## Given data
———

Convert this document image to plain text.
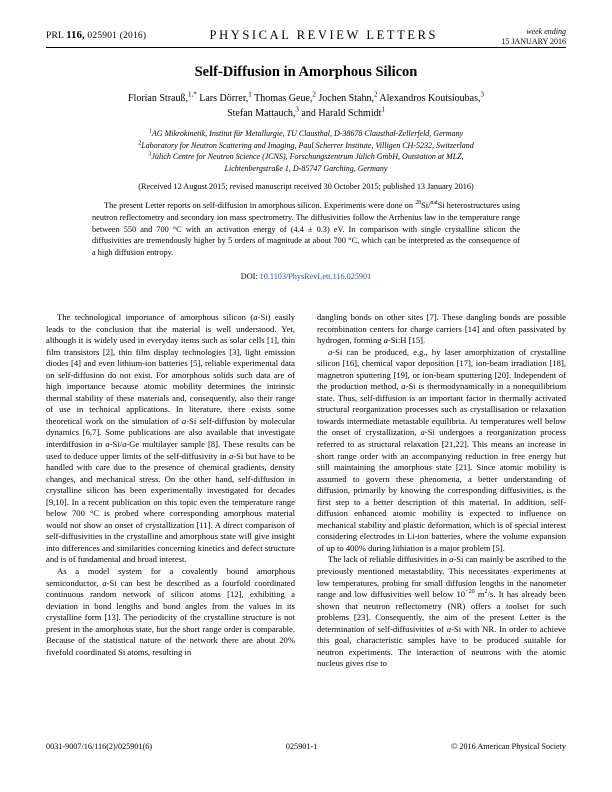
PRL 116, 025901 (2016)	PHYSICAL REVIEW LETTERS	week ending
15 JANUARY 2016
Self-Diffusion in Amorphous Silicon
Florian Strauß,$^{1,*}$ Lars Dörrer,$^1$ Thomas Geue,$^2$ Jochen Stahn,$^2$ Alexandros Koutsioubas,$^3$
Stefan Mattauch,$^3$ and Harald Schmidt$^1$
$^1$AG Mikrokinetik, Institut für Metallurgie, TU Clausthal, D-38678 Clausthal-Zellerfeld, Germany
$^2$Laboratory for Neutron Scattering and Imaging, Paul Scherrer Institute, Villigen CH-5232, Switzerland
$^3$Jülich Centre for Neutron Science (JCNS), Forschungszentrum Jülich GmbH, Outstation at MLZ,
Lichtenbergstraße 1, D-85747 Garching, Germany
(Received 12 August 2015; revised manuscript received 30 October 2015; published 13 January 2016)
The present Letter reports on self-diffusion in amorphous silicon. Experiments were done on $^{28}$Si/$^{nat}$Si heterostructures using neutron reflectometry and secondary ion mass spectrometry. The diffusivities follow the Arrhenius law in the temperature range between 550 and 700 °C with an activation energy of (4.4 ± 0.3) eV. In comparison with single crystalline silicon the diffusivities are tremendously higher by 5 orders of magnitude at about 700 °C, which can be interpreted as the consequence of a high diffusion entropy.
DOI: 10.1103/PhysRevLett.116.025901

The technological importance of amorphous silicon (a-Si) easily leads to the conclusion that the material is well understood. Yet, although it is widely used in everyday items such as solar cells [1], thin film transistors [2], thin film display technologies [3], light emission diodes [4] and even lithium-ion batteries [5], reliable experimental data on self-diffusion do not exist. For amorphous solids such data are of high importance because atomic mobility determines the intrinsic thermal stability of these materials and, consequently, also their range of use in technical applications. In literature, there exists some theoretical work on the simulation of a-Si self-diffusion by molecular dynamics [6,7]. Some publications are also available that investigate interdiffusion in a-Si/a-Ge multilayer sample [8]. These results can be used to deduce upper limits of the self-diffusivity in a-Si but have to be handled with care due to the presence of chemical gradients, density changes, and mechanical stress. On the other hand, self-diffusion in crystalline silicon has been experimentally investigated for decades [9,10]. In a recent publication on this topic even the temperature range below 700 °C is probed where corresponding amorphous material would not show an onset of crystallization [11]. A direct comparison of self-diffusivities in the crystalline and amorphous state will give insight into differences and similarities concerning kinetics and defect structure and is of fundamental and broad interest.

As a model system for a covalently bound amorphous semiconductor, a-Si can best be described as a fourfold coordinated continuous random network of silicon atoms [12], exhibiting a deviation in bond lengths and bond angles from the values in its crystalline form [13]. The periodicity of the crystalline structure is not present in the amorphous state, but the short range order is comparable. Because of the statistical nature of the network there are about 20% fivefold coordinated Si atoms, resulting in

dangling bonds on other sites [7]. These dangling bonds are possible recombination centers for charge carriers [14] and often passivated by hydrogen, forming a-Si:H [15].

a-Si can be produced, e.g., by laser amorphization of crystalline silicon [16], chemical vapor deposition [17], ion-beam irradiation [18], magnetron sputtering [19], or ion-beam sputtering [20]. Independent of the production method, a-Si is thermodynamically in a nonequilibrium state. Thus, self-diffusion is an important factor in thermally activated structural reorganization processes such as crystallisation or relaxation towards intermediate metastable equilibria. At temperatures well below the onset of crystallization, a-Si undergoes a reorganization process referred to as structural relaxation [21,22]. This means an increase in short range order with an accompanying reduction in free energy but still maintaining the amorphous state [21]. Since atomic mobility is assumed to govern these phenomena, a better understanding of diffusion, primarily by knowing the corresponding diffusivities, is the first step to a better description of this material. In addition, self-diffusion enhanced atomic mobility is expected to influence on mechanical stability and plastic deformation, which is of special interest considering electrodes in Li-ion batteries, where the volume expansion of up to 400% during lithiation is a major problem [5].

The lack of reliable diffusivities in a-Si can mainly be ascribed to the previously mentioned metastability. This necessitates experiments at low temperatures, probing for small diffusion lengths in the nanometer range and low diffusivities well below $10^{-20}$ $m^2/s$. It has already been shown that neutron reflectometry (NR) offers a toolset for such problems [23]. Consequently, the aim of the present Letter is the determination of self-diffusivities of a-Si with NR. In order to achieve this goal, characteristic samples have to be produced suitable for neutron experiments. The interaction of neutrons with the atomic nucleus gives rise to

0031-9007/16/116(2)/025901(6)	025901-1	© 2016 American Physical Society
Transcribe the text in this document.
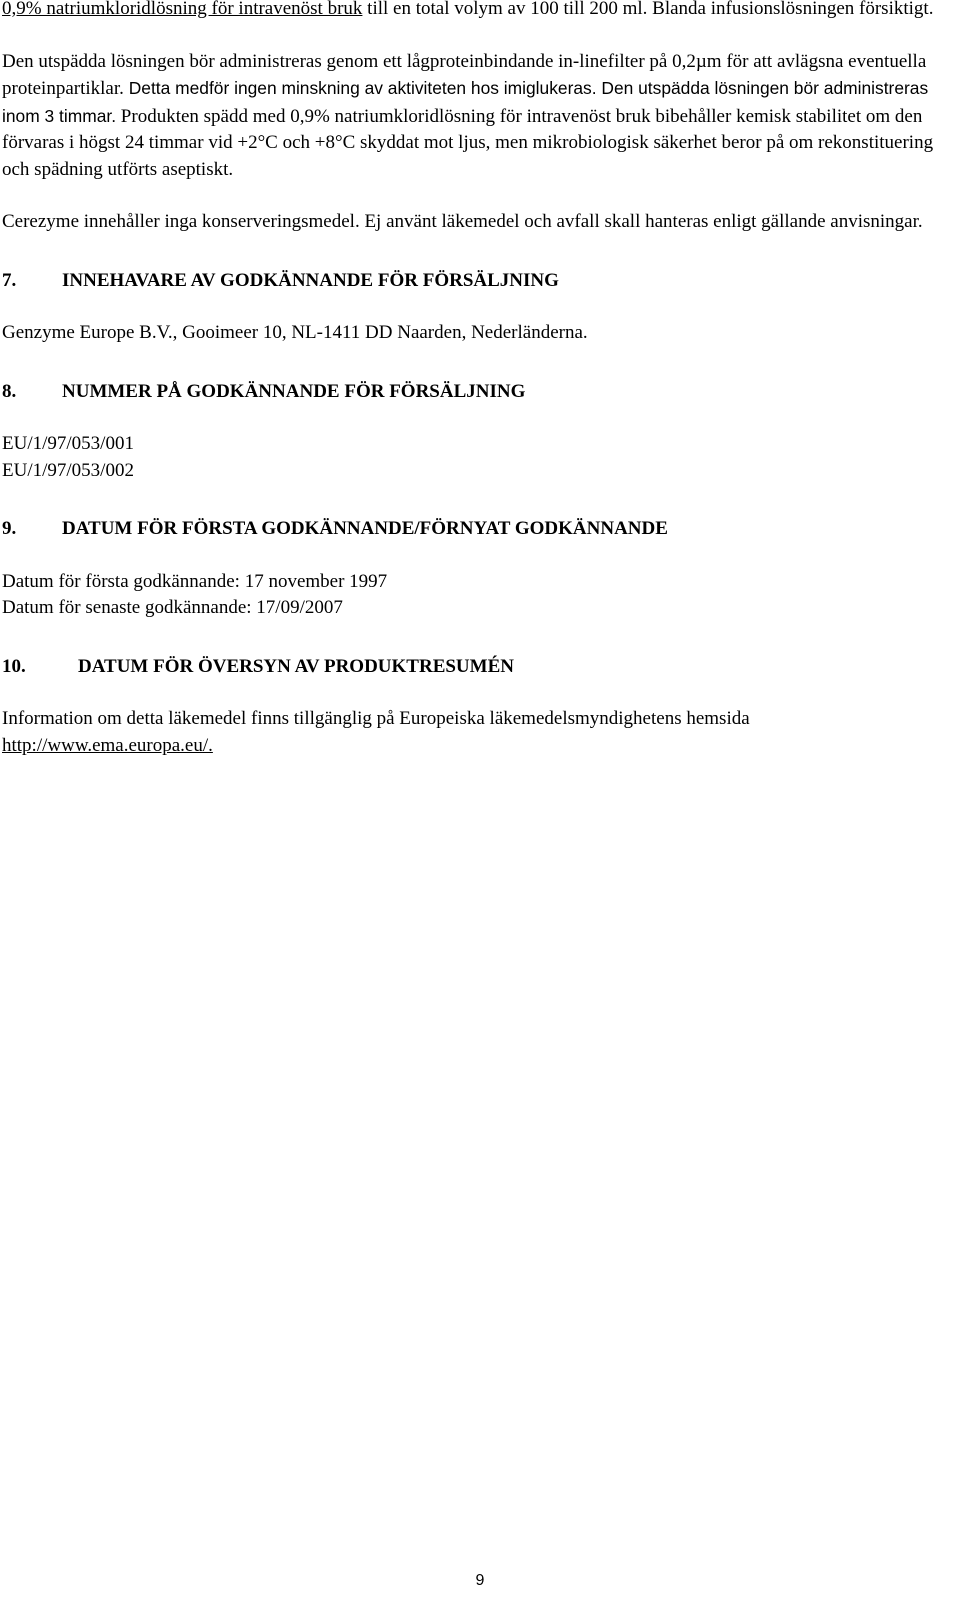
0,9% natriumkloridlösning för intravenöst bruk till en total volym av 100 till 200 ml. Blanda infusionslösningen försiktigt.

Den utspädda lösningen bör administreras genom ett lågproteinbindande in-linefilter på 0,2µm för att avlägsna eventuella proteinpartiklar. Detta medför ingen minskning av aktiviteten hos imiglukeras. Den utspädda lösningen bör administreras inom 3 timmar. Produkten spädd med 0,9% natriumkloridlösning för intravenöst bruk bibehåller kemisk stabilitet om den förvaras i högst 24 timmar vid +2°C och +8°C skyddat mot ljus, men mikrobiologisk säkerhet beror på om rekonstituering och spädning utförts aseptiskt.

Cerezyme innehåller inga konserveringsmedel. Ej använt läkemedel och avfall skall hanteras enligt gällande anvisningar.

7.	INNEHAVARE AV GODKÄNNANDE FÖR FÖRSÄLJNING

Genzyme Europe B.V., Gooimeer 10, NL-1411 DD Naarden, Nederländerna.

8.	NUMMER PÅ GODKÄNNANDE FÖR FÖRSÄLJNING

EU/1/97/053/001

EU/1/97/053/002

9.	DATUM FÖR FÖRSTA GODKÄNNANDE/FÖRNYAT GODKÄNNANDE

Datum för första godkännande: 17 november 1997

Datum för senaste godkännande: 17/09/2007

10.	DATUM FÖR ÖVERSYN AV PRODUKTRESUMÉN

Information om detta läkemedel finns tillgänglig på Europeiska läkemedelsmyndighetens hemsida

http://www.ema.europa.eu/.

9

———

## What the exercise asks
Check each line of the records above for "läkemedel", and copy those that have it.

## Exercise solution
Cerezyme innehåller inga konserveringsmedel. Ej använt läkemedel och avfall skall hanteras enligt gällande anvisningar.
Information om detta läkemedel finns tillgänglig på Europeiska läkemedelsmyndighetens hemsida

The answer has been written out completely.